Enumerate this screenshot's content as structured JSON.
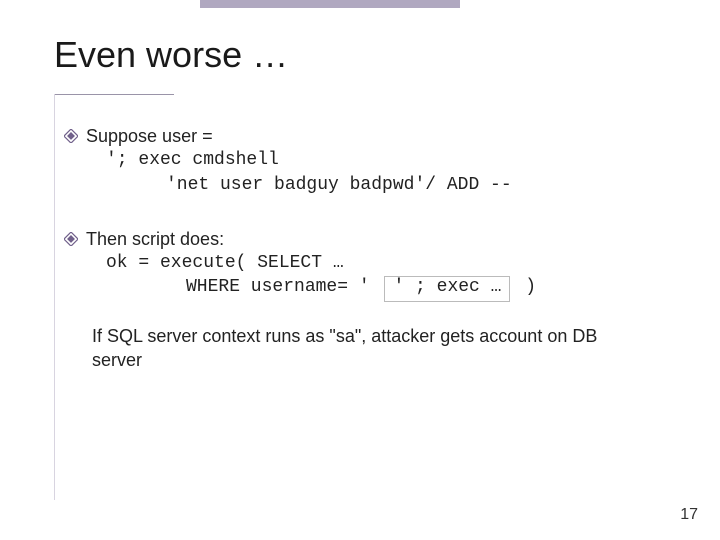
{
  "title": "Even worse …",
  "b1": {
    "line1": "Suppose user =",
    "line2": "'; exec cmdshell",
    "line3": "'net user badguy badpwd'/ ADD --"
  },
  "b2": {
    "line1": "Then script does:",
    "line2": "ok = execute( SELECT …",
    "line3_pre": "WHERE username= ' ",
    "line3_box": "' ; exec …",
    "line3_post": " )"
  },
  "b3": {
    "line1": "If SQL server context  runs as \"sa\", attacker gets account on DB server"
  },
  "pageno": "17"
}
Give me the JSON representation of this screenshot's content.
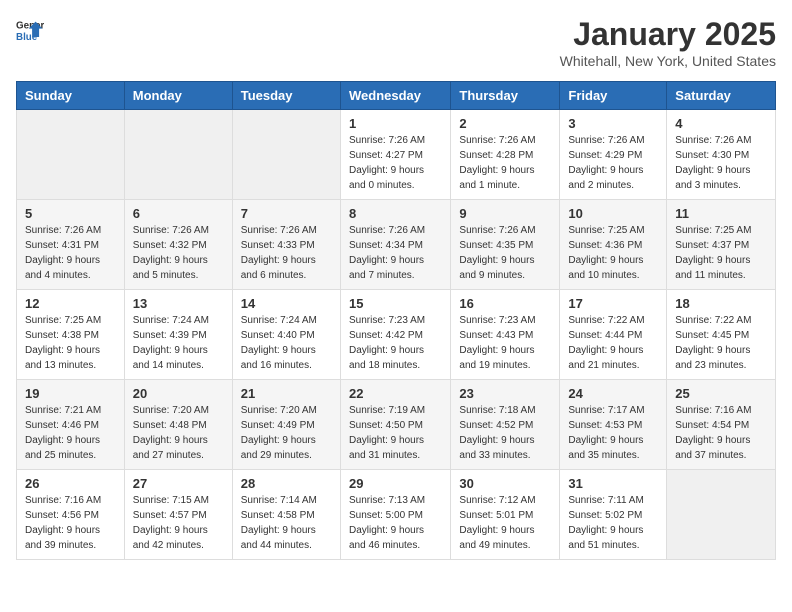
{
  "header": {
    "logo_general": "General",
    "logo_blue": "Blue",
    "month": "January 2025",
    "location": "Whitehall, New York, United States"
  },
  "days_of_week": [
    "Sunday",
    "Monday",
    "Tuesday",
    "Wednesday",
    "Thursday",
    "Friday",
    "Saturday"
  ],
  "weeks": [
    [
      {
        "day": "",
        "sunrise": "",
        "sunset": "",
        "daylight": ""
      },
      {
        "day": "",
        "sunrise": "",
        "sunset": "",
        "daylight": ""
      },
      {
        "day": "",
        "sunrise": "",
        "sunset": "",
        "daylight": ""
      },
      {
        "day": "1",
        "sunrise": "Sunrise: 7:26 AM",
        "sunset": "Sunset: 4:27 PM",
        "daylight": "Daylight: 9 hours and 0 minutes."
      },
      {
        "day": "2",
        "sunrise": "Sunrise: 7:26 AM",
        "sunset": "Sunset: 4:28 PM",
        "daylight": "Daylight: 9 hours and 1 minute."
      },
      {
        "day": "3",
        "sunrise": "Sunrise: 7:26 AM",
        "sunset": "Sunset: 4:29 PM",
        "daylight": "Daylight: 9 hours and 2 minutes."
      },
      {
        "day": "4",
        "sunrise": "Sunrise: 7:26 AM",
        "sunset": "Sunset: 4:30 PM",
        "daylight": "Daylight: 9 hours and 3 minutes."
      }
    ],
    [
      {
        "day": "5",
        "sunrise": "Sunrise: 7:26 AM",
        "sunset": "Sunset: 4:31 PM",
        "daylight": "Daylight: 9 hours and 4 minutes."
      },
      {
        "day": "6",
        "sunrise": "Sunrise: 7:26 AM",
        "sunset": "Sunset: 4:32 PM",
        "daylight": "Daylight: 9 hours and 5 minutes."
      },
      {
        "day": "7",
        "sunrise": "Sunrise: 7:26 AM",
        "sunset": "Sunset: 4:33 PM",
        "daylight": "Daylight: 9 hours and 6 minutes."
      },
      {
        "day": "8",
        "sunrise": "Sunrise: 7:26 AM",
        "sunset": "Sunset: 4:34 PM",
        "daylight": "Daylight: 9 hours and 7 minutes."
      },
      {
        "day": "9",
        "sunrise": "Sunrise: 7:26 AM",
        "sunset": "Sunset: 4:35 PM",
        "daylight": "Daylight: 9 hours and 9 minutes."
      },
      {
        "day": "10",
        "sunrise": "Sunrise: 7:25 AM",
        "sunset": "Sunset: 4:36 PM",
        "daylight": "Daylight: 9 hours and 10 minutes."
      },
      {
        "day": "11",
        "sunrise": "Sunrise: 7:25 AM",
        "sunset": "Sunset: 4:37 PM",
        "daylight": "Daylight: 9 hours and 11 minutes."
      }
    ],
    [
      {
        "day": "12",
        "sunrise": "Sunrise: 7:25 AM",
        "sunset": "Sunset: 4:38 PM",
        "daylight": "Daylight: 9 hours and 13 minutes."
      },
      {
        "day": "13",
        "sunrise": "Sunrise: 7:24 AM",
        "sunset": "Sunset: 4:39 PM",
        "daylight": "Daylight: 9 hours and 14 minutes."
      },
      {
        "day": "14",
        "sunrise": "Sunrise: 7:24 AM",
        "sunset": "Sunset: 4:40 PM",
        "daylight": "Daylight: 9 hours and 16 minutes."
      },
      {
        "day": "15",
        "sunrise": "Sunrise: 7:23 AM",
        "sunset": "Sunset: 4:42 PM",
        "daylight": "Daylight: 9 hours and 18 minutes."
      },
      {
        "day": "16",
        "sunrise": "Sunrise: 7:23 AM",
        "sunset": "Sunset: 4:43 PM",
        "daylight": "Daylight: 9 hours and 19 minutes."
      },
      {
        "day": "17",
        "sunrise": "Sunrise: 7:22 AM",
        "sunset": "Sunset: 4:44 PM",
        "daylight": "Daylight: 9 hours and 21 minutes."
      },
      {
        "day": "18",
        "sunrise": "Sunrise: 7:22 AM",
        "sunset": "Sunset: 4:45 PM",
        "daylight": "Daylight: 9 hours and 23 minutes."
      }
    ],
    [
      {
        "day": "19",
        "sunrise": "Sunrise: 7:21 AM",
        "sunset": "Sunset: 4:46 PM",
        "daylight": "Daylight: 9 hours and 25 minutes."
      },
      {
        "day": "20",
        "sunrise": "Sunrise: 7:20 AM",
        "sunset": "Sunset: 4:48 PM",
        "daylight": "Daylight: 9 hours and 27 minutes."
      },
      {
        "day": "21",
        "sunrise": "Sunrise: 7:20 AM",
        "sunset": "Sunset: 4:49 PM",
        "daylight": "Daylight: 9 hours and 29 minutes."
      },
      {
        "day": "22",
        "sunrise": "Sunrise: 7:19 AM",
        "sunset": "Sunset: 4:50 PM",
        "daylight": "Daylight: 9 hours and 31 minutes."
      },
      {
        "day": "23",
        "sunrise": "Sunrise: 7:18 AM",
        "sunset": "Sunset: 4:52 PM",
        "daylight": "Daylight: 9 hours and 33 minutes."
      },
      {
        "day": "24",
        "sunrise": "Sunrise: 7:17 AM",
        "sunset": "Sunset: 4:53 PM",
        "daylight": "Daylight: 9 hours and 35 minutes."
      },
      {
        "day": "25",
        "sunrise": "Sunrise: 7:16 AM",
        "sunset": "Sunset: 4:54 PM",
        "daylight": "Daylight: 9 hours and 37 minutes."
      }
    ],
    [
      {
        "day": "26",
        "sunrise": "Sunrise: 7:16 AM",
        "sunset": "Sunset: 4:56 PM",
        "daylight": "Daylight: 9 hours and 39 minutes."
      },
      {
        "day": "27",
        "sunrise": "Sunrise: 7:15 AM",
        "sunset": "Sunset: 4:57 PM",
        "daylight": "Daylight: 9 hours and 42 minutes."
      },
      {
        "day": "28",
        "sunrise": "Sunrise: 7:14 AM",
        "sunset": "Sunset: 4:58 PM",
        "daylight": "Daylight: 9 hours and 44 minutes."
      },
      {
        "day": "29",
        "sunrise": "Sunrise: 7:13 AM",
        "sunset": "Sunset: 5:00 PM",
        "daylight": "Daylight: 9 hours and 46 minutes."
      },
      {
        "day": "30",
        "sunrise": "Sunrise: 7:12 AM",
        "sunset": "Sunset: 5:01 PM",
        "daylight": "Daylight: 9 hours and 49 minutes."
      },
      {
        "day": "31",
        "sunrise": "Sunrise: 7:11 AM",
        "sunset": "Sunset: 5:02 PM",
        "daylight": "Daylight: 9 hours and 51 minutes."
      },
      {
        "day": "",
        "sunrise": "",
        "sunset": "",
        "daylight": ""
      }
    ]
  ]
}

■ ■ ■ ■

_STATED EXERCISE_
The records above must be transcribed exactly. Pictures are left out of the copy.

_SOLVED PROBLEM_
Enumerate this screenshot's content as structured JSON.
{
  "title": "Even worse …",
  "b1": {
    "line1": "Suppose user =",
    "line2": "'; exec cmdshell",
    "line3": "'net user badguy badpwd'/ ADD --"
  },
  "b2": {
    "line1": "Then script does:",
    "line2": "ok = execute( SELECT …",
    "line3_pre": "WHERE username= ' ",
    "line3_box": "' ; exec …",
    "line3_post": " )"
  },
  "b3": {
    "line1": "If SQL server context  runs as \"sa\", attacker gets account on DB server"
  },
  "pageno": "17"
}
Give me the JSON representation of this screenshot's content.
{
  "header": {
    "logo_general": "General",
    "logo_blue": "Blue",
    "month": "January 2025",
    "location": "Whitehall, New York, United States"
  },
  "days_of_week": [
    "Sunday",
    "Monday",
    "Tuesday",
    "Wednesday",
    "Thursday",
    "Friday",
    "Saturday"
  ],
  "weeks": [
    [
      {
        "day": "",
        "sunrise": "",
        "sunset": "",
        "daylight": ""
      },
      {
        "day": "",
        "sunrise": "",
        "sunset": "",
        "daylight": ""
      },
      {
        "day": "",
        "sunrise": "",
        "sunset": "",
        "daylight": ""
      },
      {
        "day": "1",
        "sunrise": "Sunrise: 7:26 AM",
        "sunset": "Sunset: 4:27 PM",
        "daylight": "Daylight: 9 hours and 0 minutes."
      },
      {
        "day": "2",
        "sunrise": "Sunrise: 7:26 AM",
        "sunset": "Sunset: 4:28 PM",
        "daylight": "Daylight: 9 hours and 1 minute."
      },
      {
        "day": "3",
        "sunrise": "Sunrise: 7:26 AM",
        "sunset": "Sunset: 4:29 PM",
        "daylight": "Daylight: 9 hours and 2 minutes."
      },
      {
        "day": "4",
        "sunrise": "Sunrise: 7:26 AM",
        "sunset": "Sunset: 4:30 PM",
        "daylight": "Daylight: 9 hours and 3 minutes."
      }
    ],
    [
      {
        "day": "5",
        "sunrise": "Sunrise: 7:26 AM",
        "sunset": "Sunset: 4:31 PM",
        "daylight": "Daylight: 9 hours and 4 minutes."
      },
      {
        "day": "6",
        "sunrise": "Sunrise: 7:26 AM",
        "sunset": "Sunset: 4:32 PM",
        "daylight": "Daylight: 9 hours and 5 minutes."
      },
      {
        "day": "7",
        "sunrise": "Sunrise: 7:26 AM",
        "sunset": "Sunset: 4:33 PM",
        "daylight": "Daylight: 9 hours and 6 minutes."
      },
      {
        "day": "8",
        "sunrise": "Sunrise: 7:26 AM",
        "sunset": "Sunset: 4:34 PM",
        "daylight": "Daylight: 9 hours and 7 minutes."
      },
      {
        "day": "9",
        "sunrise": "Sunrise: 7:26 AM",
        "sunset": "Sunset: 4:35 PM",
        "daylight": "Daylight: 9 hours and 9 minutes."
      },
      {
        "day": "10",
        "sunrise": "Sunrise: 7:25 AM",
        "sunset": "Sunset: 4:36 PM",
        "daylight": "Daylight: 9 hours and 10 minutes."
      },
      {
        "day": "11",
        "sunrise": "Sunrise: 7:25 AM",
        "sunset": "Sunset: 4:37 PM",
        "daylight": "Daylight: 9 hours and 11 minutes."
      }
    ],
    [
      {
        "day": "12",
        "sunrise": "Sunrise: 7:25 AM",
        "sunset": "Sunset: 4:38 PM",
        "daylight": "Daylight: 9 hours and 13 minutes."
      },
      {
        "day": "13",
        "sunrise": "Sunrise: 7:24 AM",
        "sunset": "Sunset: 4:39 PM",
        "daylight": "Daylight: 9 hours and 14 minutes."
      },
      {
        "day": "14",
        "sunrise": "Sunrise: 7:24 AM",
        "sunset": "Sunset: 4:40 PM",
        "daylight": "Daylight: 9 hours and 16 minutes."
      },
      {
        "day": "15",
        "sunrise": "Sunrise: 7:23 AM",
        "sunset": "Sunset: 4:42 PM",
        "daylight": "Daylight: 9 hours and 18 minutes."
      },
      {
        "day": "16",
        "sunrise": "Sunrise: 7:23 AM",
        "sunset": "Sunset: 4:43 PM",
        "daylight": "Daylight: 9 hours and 19 minutes."
      },
      {
        "day": "17",
        "sunrise": "Sunrise: 7:22 AM",
        "sunset": "Sunset: 4:44 PM",
        "daylight": "Daylight: 9 hours and 21 minutes."
      },
      {
        "day": "18",
        "sunrise": "Sunrise: 7:22 AM",
        "sunset": "Sunset: 4:45 PM",
        "daylight": "Daylight: 9 hours and 23 minutes."
      }
    ],
    [
      {
        "day": "19",
        "sunrise": "Sunrise: 7:21 AM",
        "sunset": "Sunset: 4:46 PM",
        "daylight": "Daylight: 9 hours and 25 minutes."
      },
      {
        "day": "20",
        "sunrise": "Sunrise: 7:20 AM",
        "sunset": "Sunset: 4:48 PM",
        "daylight": "Daylight: 9 hours and 27 minutes."
      },
      {
        "day": "21",
        "sunrise": "Sunrise: 7:20 AM",
        "sunset": "Sunset: 4:49 PM",
        "daylight": "Daylight: 9 hours and 29 minutes."
      },
      {
        "day": "22",
        "sunrise": "Sunrise: 7:19 AM",
        "sunset": "Sunset: 4:50 PM",
        "daylight": "Daylight: 9 hours and 31 minutes."
      },
      {
        "day": "23",
        "sunrise": "Sunrise: 7:18 AM",
        "sunset": "Sunset: 4:52 PM",
        "daylight": "Daylight: 9 hours and 33 minutes."
      },
      {
        "day": "24",
        "sunrise": "Sunrise: 7:17 AM",
        "sunset": "Sunset: 4:53 PM",
        "daylight": "Daylight: 9 hours and 35 minutes."
      },
      {
        "day": "25",
        "sunrise": "Sunrise: 7:16 AM",
        "sunset": "Sunset: 4:54 PM",
        "daylight": "Daylight: 9 hours and 37 minutes."
      }
    ],
    [
      {
        "day": "26",
        "sunrise": "Sunrise: 7:16 AM",
        "sunset": "Sunset: 4:56 PM",
        "daylight": "Daylight: 9 hours and 39 minutes."
      },
      {
        "day": "27",
        "sunrise": "Sunrise: 7:15 AM",
        "sunset": "Sunset: 4:57 PM",
        "daylight": "Daylight: 9 hours and 42 minutes."
      },
      {
        "day": "28",
        "sunrise": "Sunrise: 7:14 AM",
        "sunset": "Sunset: 4:58 PM",
        "daylight": "Daylight: 9 hours and 44 minutes."
      },
      {
        "day": "29",
        "sunrise": "Sunrise: 7:13 AM",
        "sunset": "Sunset: 5:00 PM",
        "daylight": "Daylight: 9 hours and 46 minutes."
      },
      {
        "day": "30",
        "sunrise": "Sunrise: 7:12 AM",
        "sunset": "Sunset: 5:01 PM",
        "daylight": "Daylight: 9 hours and 49 minutes."
      },
      {
        "day": "31",
        "sunrise": "Sunrise: 7:11 AM",
        "sunset": "Sunset: 5:02 PM",
        "daylight": "Daylight: 9 hours and 51 minutes."
      },
      {
        "day": "",
        "sunrise": "",
        "sunset": "",
        "daylight": ""
      }
    ]
  ]
}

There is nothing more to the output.